CHALLENGE - Using the data below, copy each line that includes the word "source".

================================

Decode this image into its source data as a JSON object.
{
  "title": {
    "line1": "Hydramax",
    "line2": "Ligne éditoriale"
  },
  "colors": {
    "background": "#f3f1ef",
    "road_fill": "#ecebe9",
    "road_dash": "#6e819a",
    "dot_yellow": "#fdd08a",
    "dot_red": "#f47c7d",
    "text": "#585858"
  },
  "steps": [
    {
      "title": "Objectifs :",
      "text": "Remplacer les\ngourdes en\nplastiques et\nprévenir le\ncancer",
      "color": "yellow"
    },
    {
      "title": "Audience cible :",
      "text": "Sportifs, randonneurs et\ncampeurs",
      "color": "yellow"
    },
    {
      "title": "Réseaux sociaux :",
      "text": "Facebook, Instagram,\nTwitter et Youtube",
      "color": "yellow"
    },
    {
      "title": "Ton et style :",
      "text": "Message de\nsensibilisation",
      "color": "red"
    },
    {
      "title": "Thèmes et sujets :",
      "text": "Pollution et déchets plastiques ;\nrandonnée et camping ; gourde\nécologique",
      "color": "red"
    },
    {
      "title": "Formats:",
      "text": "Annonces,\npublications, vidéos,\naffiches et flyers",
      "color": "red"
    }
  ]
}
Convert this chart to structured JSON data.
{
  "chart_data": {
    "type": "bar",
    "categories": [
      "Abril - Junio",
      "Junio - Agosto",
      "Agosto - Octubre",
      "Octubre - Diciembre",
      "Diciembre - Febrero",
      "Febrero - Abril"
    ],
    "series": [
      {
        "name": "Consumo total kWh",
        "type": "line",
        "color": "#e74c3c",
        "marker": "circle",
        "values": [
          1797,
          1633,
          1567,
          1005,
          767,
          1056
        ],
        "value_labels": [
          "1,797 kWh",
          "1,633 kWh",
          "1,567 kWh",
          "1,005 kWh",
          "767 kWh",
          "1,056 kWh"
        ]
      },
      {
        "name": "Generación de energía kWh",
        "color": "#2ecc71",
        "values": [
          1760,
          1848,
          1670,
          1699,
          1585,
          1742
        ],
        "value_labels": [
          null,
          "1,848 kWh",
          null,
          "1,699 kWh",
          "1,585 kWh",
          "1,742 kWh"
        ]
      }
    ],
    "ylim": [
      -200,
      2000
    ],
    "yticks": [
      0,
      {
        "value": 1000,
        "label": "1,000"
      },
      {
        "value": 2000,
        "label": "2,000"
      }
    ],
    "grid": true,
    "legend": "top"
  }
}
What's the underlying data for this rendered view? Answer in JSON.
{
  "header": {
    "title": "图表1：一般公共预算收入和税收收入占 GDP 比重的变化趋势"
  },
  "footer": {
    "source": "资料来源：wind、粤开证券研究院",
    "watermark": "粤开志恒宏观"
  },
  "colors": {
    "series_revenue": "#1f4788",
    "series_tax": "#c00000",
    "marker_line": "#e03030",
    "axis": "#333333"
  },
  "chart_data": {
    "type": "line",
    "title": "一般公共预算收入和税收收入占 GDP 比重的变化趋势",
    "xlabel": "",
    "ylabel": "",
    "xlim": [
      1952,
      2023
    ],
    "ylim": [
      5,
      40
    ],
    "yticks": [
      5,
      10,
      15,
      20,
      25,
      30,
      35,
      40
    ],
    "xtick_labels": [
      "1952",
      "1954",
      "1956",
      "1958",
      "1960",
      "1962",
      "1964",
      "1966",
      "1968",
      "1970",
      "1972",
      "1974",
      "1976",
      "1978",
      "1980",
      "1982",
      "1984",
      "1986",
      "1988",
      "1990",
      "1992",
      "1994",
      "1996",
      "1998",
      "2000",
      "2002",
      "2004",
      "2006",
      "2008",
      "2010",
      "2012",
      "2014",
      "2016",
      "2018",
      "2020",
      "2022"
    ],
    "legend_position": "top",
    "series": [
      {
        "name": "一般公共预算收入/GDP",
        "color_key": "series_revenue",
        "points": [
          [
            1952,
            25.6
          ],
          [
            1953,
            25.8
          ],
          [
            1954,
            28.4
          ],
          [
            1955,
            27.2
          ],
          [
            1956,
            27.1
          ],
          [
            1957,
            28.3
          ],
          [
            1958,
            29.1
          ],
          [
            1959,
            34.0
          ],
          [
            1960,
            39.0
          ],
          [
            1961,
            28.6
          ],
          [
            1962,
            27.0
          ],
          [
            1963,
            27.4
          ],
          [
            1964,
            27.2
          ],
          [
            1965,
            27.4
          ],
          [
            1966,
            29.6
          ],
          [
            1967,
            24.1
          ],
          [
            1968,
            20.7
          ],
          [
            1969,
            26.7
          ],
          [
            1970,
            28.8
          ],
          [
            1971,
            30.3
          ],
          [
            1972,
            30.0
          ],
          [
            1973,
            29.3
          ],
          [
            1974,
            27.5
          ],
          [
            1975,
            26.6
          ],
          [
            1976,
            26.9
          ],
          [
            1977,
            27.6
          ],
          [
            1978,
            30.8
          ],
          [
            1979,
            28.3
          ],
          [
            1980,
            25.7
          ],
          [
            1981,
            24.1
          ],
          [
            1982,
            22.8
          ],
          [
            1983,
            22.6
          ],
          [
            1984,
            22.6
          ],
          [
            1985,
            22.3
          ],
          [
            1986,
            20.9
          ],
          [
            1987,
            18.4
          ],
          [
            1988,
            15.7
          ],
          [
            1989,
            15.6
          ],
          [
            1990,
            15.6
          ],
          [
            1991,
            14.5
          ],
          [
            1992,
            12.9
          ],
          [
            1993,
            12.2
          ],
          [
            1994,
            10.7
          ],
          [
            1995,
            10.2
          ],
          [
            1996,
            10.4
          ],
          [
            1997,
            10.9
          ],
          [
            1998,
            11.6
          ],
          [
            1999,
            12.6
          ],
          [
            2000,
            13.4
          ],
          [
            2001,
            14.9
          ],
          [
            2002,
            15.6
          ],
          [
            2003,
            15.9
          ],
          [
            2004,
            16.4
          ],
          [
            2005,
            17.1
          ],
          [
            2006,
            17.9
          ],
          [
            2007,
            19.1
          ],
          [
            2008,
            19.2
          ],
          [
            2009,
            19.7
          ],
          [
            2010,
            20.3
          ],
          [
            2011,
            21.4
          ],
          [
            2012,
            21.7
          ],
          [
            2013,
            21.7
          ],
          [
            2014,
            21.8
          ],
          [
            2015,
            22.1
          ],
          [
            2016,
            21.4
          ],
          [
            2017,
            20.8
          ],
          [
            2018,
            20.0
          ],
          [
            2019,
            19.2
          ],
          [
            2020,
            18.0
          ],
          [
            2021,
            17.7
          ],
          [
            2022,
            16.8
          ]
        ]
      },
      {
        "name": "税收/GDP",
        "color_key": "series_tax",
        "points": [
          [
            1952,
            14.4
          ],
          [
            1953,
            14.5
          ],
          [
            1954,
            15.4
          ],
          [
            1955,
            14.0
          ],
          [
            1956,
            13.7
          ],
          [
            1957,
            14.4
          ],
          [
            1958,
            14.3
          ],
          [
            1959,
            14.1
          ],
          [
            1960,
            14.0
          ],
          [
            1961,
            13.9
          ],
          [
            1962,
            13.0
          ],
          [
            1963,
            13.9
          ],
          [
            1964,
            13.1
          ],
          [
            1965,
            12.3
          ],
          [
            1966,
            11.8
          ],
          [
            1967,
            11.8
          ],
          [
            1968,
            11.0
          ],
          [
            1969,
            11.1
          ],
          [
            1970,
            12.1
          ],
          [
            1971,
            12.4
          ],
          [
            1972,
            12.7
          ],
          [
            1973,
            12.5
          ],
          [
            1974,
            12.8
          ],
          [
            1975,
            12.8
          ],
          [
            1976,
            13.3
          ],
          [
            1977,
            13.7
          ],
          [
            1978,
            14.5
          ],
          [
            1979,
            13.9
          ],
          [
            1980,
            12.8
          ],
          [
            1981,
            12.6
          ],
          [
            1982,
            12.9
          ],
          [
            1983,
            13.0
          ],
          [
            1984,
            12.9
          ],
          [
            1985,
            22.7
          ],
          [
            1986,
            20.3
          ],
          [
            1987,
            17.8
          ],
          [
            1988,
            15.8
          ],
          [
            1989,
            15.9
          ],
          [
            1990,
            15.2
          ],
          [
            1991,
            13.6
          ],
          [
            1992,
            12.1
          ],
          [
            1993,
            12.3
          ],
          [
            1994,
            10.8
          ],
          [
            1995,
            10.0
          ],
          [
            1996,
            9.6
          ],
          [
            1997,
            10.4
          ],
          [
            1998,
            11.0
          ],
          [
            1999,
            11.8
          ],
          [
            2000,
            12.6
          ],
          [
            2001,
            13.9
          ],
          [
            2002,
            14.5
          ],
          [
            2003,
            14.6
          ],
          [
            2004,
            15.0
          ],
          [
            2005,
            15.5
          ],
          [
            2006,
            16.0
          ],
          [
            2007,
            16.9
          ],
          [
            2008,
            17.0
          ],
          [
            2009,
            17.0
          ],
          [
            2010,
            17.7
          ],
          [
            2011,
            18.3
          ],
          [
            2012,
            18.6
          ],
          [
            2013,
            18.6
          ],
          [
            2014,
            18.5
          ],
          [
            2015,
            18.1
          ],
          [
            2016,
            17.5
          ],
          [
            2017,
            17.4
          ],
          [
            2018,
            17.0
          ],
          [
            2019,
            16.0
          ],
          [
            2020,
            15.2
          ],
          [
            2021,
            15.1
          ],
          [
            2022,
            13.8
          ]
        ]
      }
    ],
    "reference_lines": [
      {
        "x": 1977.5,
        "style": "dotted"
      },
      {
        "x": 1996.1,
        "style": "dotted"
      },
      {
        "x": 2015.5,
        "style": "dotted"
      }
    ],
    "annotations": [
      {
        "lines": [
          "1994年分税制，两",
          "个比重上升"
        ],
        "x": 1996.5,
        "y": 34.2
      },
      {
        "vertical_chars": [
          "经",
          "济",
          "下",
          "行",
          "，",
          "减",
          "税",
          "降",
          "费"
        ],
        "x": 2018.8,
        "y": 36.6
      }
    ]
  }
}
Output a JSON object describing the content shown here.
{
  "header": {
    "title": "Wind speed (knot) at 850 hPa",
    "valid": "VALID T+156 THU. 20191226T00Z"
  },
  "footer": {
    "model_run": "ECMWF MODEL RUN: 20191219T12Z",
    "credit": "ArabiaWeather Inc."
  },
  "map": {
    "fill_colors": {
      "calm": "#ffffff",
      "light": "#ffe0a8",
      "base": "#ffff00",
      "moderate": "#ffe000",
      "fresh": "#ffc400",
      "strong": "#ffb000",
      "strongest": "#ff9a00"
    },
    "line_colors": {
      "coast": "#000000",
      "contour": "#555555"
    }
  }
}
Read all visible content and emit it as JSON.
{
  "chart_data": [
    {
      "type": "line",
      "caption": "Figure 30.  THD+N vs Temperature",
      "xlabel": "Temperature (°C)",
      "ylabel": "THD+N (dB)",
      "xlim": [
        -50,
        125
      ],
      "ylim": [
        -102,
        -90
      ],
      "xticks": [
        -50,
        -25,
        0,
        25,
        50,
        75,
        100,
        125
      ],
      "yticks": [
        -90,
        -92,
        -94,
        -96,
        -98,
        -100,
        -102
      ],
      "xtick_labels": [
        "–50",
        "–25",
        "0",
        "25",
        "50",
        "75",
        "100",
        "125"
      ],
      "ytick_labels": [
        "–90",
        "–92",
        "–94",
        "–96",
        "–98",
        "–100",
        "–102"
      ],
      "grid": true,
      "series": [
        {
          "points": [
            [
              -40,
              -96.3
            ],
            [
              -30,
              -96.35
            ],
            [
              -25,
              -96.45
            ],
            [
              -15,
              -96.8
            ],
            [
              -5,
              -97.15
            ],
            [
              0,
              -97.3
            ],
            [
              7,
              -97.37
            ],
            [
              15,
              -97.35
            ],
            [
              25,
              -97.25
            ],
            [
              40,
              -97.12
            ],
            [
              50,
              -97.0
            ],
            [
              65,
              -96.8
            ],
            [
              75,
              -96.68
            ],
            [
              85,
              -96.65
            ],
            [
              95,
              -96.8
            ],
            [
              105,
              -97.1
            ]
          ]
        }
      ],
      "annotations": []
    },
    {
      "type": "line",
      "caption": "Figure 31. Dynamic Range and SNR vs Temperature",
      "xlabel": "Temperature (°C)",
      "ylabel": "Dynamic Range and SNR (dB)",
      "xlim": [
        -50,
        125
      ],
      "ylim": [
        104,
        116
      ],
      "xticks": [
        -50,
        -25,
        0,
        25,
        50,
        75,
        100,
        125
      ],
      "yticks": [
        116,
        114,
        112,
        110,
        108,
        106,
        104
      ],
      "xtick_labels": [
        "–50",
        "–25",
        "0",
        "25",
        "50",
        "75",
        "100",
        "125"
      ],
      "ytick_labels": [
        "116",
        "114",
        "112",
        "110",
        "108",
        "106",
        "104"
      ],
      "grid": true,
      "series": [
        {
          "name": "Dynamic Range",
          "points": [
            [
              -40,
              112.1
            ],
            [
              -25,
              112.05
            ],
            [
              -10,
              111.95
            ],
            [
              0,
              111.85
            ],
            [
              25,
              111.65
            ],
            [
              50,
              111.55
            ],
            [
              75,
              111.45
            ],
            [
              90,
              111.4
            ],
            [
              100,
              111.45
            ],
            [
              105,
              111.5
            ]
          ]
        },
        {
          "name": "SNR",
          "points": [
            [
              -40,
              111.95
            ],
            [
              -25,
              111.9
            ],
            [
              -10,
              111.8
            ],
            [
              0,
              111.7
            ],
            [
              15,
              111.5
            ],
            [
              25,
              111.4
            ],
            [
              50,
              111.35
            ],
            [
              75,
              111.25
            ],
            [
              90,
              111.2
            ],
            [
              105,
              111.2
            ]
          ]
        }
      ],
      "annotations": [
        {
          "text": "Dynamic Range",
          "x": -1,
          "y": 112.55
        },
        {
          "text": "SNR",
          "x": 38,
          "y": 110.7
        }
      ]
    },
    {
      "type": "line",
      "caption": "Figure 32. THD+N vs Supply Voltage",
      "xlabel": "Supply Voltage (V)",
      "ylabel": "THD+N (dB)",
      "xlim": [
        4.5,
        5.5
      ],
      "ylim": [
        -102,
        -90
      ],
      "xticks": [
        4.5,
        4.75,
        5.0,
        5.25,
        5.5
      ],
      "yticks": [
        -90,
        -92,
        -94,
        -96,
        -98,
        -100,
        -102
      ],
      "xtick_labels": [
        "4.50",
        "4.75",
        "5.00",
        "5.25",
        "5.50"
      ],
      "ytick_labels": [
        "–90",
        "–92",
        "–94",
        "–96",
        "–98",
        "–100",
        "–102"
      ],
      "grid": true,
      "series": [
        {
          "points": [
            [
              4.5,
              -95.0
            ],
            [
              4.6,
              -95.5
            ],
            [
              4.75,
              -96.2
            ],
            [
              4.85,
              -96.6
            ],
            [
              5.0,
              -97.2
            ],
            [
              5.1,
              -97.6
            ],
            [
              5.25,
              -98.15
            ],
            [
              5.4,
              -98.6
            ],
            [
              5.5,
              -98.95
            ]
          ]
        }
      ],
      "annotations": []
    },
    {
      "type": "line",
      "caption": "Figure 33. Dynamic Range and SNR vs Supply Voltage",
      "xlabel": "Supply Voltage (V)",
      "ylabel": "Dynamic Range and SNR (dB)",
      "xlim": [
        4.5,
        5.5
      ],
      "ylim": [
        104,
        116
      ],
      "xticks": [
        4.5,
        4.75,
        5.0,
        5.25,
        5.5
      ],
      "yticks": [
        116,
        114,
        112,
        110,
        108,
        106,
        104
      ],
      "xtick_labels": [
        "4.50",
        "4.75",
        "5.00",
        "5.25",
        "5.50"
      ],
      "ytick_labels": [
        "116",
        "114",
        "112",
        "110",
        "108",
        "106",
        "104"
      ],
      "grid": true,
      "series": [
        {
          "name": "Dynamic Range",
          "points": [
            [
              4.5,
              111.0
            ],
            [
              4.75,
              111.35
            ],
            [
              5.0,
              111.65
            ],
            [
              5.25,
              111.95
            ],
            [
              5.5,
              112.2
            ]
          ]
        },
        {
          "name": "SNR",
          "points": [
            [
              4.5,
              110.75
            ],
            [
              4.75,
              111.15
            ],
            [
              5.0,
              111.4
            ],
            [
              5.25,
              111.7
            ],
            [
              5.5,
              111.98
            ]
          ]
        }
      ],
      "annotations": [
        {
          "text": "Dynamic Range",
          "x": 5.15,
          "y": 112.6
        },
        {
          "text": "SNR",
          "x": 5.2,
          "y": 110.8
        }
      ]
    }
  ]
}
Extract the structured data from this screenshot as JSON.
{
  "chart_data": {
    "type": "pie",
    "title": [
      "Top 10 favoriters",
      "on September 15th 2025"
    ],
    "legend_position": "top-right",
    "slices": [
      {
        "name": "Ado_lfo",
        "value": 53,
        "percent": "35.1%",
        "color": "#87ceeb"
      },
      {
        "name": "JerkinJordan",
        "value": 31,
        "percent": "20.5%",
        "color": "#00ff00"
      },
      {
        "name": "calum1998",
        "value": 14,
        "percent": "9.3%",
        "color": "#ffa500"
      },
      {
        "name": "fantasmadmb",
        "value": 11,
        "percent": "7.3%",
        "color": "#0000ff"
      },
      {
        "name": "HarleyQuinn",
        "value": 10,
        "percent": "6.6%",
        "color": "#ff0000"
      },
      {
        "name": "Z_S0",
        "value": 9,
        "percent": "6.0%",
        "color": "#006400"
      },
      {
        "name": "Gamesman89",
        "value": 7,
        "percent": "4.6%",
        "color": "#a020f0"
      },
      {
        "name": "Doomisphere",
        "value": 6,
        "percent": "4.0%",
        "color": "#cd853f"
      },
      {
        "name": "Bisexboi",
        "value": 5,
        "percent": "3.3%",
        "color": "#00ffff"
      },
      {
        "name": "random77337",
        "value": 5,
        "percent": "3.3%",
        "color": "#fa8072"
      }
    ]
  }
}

================================

FINISHED TASK -
Decode this image into its source data as a JSON object.
    "source": "资料来源：wind、粤开证券研究院",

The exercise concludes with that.